Recorded data

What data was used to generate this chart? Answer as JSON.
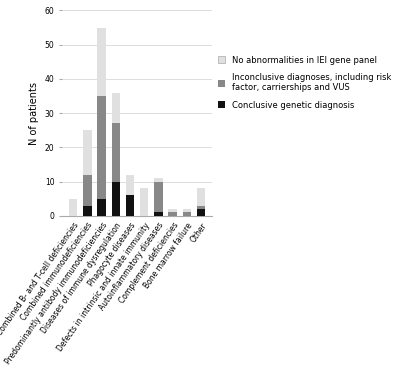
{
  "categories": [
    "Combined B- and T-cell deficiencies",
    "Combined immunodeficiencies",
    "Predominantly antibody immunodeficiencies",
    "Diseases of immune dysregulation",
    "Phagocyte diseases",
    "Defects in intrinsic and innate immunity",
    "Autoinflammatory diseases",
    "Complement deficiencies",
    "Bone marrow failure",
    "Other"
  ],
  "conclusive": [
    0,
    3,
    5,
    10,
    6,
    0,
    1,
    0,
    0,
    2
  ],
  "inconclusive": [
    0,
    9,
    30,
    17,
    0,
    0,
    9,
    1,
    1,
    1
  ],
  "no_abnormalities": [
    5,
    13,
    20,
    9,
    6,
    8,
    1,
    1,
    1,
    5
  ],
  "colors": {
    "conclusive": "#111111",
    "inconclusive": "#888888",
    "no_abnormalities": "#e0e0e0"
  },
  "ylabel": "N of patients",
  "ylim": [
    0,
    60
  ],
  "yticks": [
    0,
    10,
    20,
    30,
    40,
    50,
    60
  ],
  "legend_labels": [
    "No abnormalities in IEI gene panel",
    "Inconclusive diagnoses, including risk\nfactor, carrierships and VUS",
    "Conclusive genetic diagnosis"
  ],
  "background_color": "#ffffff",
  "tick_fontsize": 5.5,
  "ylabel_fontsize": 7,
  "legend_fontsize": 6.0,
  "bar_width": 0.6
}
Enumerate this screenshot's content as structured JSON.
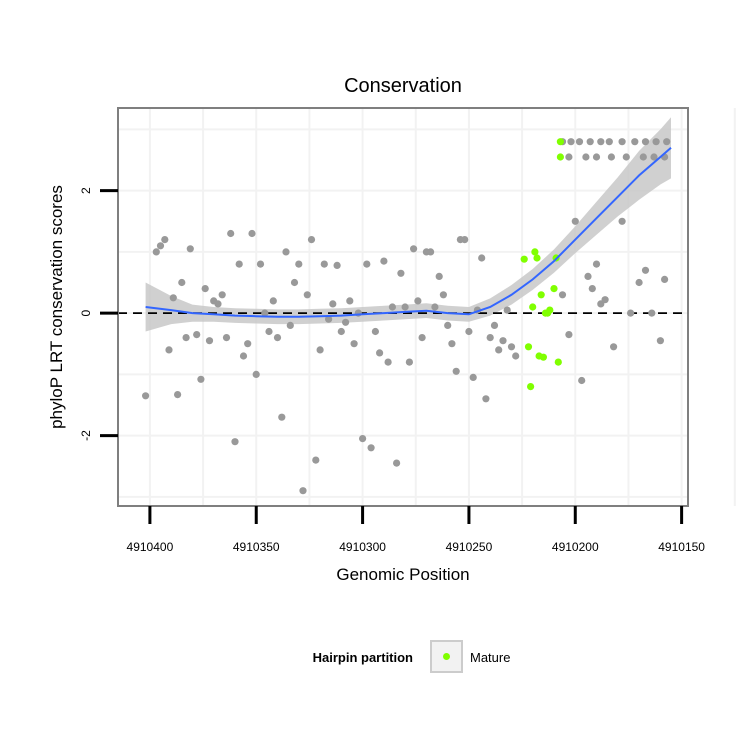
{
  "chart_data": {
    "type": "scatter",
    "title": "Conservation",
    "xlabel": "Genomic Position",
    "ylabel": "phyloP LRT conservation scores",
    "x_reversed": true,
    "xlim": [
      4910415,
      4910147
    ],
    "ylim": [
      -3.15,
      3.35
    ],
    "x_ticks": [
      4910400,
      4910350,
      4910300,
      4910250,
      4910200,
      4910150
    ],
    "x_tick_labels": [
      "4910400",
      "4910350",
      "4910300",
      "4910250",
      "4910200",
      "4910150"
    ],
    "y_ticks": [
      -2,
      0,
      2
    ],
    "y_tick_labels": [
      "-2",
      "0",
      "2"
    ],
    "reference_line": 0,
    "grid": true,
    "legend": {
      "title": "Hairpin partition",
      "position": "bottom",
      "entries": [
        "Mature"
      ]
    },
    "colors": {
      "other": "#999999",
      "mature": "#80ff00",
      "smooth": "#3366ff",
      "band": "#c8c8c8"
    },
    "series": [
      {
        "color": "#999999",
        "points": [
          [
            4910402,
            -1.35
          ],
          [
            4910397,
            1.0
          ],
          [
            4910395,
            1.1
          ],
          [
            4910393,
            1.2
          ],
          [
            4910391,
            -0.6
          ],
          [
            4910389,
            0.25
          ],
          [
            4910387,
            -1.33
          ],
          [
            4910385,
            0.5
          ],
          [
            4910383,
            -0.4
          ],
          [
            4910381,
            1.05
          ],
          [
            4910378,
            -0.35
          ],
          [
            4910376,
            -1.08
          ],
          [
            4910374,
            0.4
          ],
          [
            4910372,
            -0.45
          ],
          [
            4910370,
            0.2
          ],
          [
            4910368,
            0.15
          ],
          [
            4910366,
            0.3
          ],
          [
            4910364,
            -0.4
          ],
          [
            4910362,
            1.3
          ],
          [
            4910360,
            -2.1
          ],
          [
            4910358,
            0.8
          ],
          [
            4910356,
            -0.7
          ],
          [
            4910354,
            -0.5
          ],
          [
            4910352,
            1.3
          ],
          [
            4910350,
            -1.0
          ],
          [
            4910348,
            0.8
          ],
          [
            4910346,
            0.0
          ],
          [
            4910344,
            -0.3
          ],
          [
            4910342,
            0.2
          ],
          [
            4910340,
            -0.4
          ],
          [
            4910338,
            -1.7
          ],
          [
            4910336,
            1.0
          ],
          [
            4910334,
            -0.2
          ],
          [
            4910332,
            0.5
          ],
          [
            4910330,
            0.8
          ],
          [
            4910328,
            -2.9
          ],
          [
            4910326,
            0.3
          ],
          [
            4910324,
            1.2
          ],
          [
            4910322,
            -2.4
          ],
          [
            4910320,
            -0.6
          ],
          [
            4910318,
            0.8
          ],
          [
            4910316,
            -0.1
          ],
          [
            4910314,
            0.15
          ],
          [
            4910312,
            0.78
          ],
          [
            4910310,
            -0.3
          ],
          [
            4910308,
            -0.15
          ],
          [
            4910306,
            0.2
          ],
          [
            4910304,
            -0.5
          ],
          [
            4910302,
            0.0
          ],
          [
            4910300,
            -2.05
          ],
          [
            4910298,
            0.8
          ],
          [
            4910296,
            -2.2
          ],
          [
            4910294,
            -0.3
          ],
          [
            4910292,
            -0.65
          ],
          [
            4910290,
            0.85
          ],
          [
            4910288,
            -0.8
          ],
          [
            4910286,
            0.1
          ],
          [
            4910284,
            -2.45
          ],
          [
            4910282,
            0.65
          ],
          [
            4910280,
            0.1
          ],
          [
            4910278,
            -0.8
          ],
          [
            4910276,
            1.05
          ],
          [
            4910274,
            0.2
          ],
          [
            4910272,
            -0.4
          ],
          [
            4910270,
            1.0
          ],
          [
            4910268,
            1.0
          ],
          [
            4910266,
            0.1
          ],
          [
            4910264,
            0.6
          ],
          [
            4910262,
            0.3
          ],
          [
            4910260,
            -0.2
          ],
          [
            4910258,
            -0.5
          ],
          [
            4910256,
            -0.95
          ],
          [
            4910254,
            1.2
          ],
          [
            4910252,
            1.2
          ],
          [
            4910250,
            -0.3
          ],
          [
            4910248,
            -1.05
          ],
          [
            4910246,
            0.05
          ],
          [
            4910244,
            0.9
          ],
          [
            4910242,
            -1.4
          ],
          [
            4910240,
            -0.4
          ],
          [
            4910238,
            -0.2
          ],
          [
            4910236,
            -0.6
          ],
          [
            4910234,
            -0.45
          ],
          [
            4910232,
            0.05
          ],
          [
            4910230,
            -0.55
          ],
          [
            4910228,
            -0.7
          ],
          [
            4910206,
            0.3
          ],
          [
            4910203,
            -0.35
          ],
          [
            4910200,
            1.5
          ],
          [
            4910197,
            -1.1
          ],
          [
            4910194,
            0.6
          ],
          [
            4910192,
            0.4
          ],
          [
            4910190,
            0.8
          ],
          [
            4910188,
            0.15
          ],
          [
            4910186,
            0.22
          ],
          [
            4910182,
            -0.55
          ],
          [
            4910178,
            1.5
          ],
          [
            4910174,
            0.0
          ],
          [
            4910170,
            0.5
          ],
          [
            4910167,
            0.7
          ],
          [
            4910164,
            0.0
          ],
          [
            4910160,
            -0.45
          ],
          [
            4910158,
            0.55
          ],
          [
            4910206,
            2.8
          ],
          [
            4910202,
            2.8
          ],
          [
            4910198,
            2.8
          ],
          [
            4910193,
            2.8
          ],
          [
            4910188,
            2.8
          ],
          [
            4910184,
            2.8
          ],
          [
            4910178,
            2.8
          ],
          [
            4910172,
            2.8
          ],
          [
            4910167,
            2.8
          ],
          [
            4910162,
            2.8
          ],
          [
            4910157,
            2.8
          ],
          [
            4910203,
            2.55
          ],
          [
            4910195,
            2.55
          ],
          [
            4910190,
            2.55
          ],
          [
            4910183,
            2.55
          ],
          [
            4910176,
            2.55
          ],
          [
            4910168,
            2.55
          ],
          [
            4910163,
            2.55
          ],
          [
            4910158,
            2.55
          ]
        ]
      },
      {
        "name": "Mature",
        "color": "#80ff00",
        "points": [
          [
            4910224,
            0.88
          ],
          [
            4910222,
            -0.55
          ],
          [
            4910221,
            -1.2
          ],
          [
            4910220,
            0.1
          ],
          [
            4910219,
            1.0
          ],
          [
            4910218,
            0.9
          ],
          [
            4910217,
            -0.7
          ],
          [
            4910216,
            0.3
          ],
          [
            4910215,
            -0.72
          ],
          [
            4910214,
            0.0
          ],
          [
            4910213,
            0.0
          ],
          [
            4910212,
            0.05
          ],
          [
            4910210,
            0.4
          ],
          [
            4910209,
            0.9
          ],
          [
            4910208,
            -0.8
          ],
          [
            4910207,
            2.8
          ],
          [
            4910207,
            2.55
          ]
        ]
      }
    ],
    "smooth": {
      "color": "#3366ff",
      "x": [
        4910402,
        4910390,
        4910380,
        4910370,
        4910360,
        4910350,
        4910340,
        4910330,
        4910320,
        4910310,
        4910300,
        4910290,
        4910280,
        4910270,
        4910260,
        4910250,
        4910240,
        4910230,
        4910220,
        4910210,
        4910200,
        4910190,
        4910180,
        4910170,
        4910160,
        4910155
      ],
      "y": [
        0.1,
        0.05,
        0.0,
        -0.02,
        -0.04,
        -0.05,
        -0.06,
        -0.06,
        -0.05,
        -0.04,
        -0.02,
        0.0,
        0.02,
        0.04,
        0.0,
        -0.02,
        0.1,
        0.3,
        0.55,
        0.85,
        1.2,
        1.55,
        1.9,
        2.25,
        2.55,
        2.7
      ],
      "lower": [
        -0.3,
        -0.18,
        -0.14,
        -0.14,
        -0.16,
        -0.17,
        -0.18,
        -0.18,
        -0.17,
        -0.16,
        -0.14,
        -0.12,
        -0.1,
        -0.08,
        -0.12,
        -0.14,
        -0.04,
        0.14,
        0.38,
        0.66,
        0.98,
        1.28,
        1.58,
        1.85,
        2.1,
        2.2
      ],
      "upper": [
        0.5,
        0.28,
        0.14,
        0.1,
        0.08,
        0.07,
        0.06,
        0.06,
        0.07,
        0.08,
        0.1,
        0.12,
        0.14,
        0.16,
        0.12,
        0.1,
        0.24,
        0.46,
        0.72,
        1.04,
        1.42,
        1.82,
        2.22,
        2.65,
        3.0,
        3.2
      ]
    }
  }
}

◆ WHAT IS BEING ASKED:
Each line above that has the word "JSON" should be copied.

◆ RESPONSE BELOW:
What data was used to generate this chart? Answer as JSON.
Enumerate this screenshot's content as structured JSON.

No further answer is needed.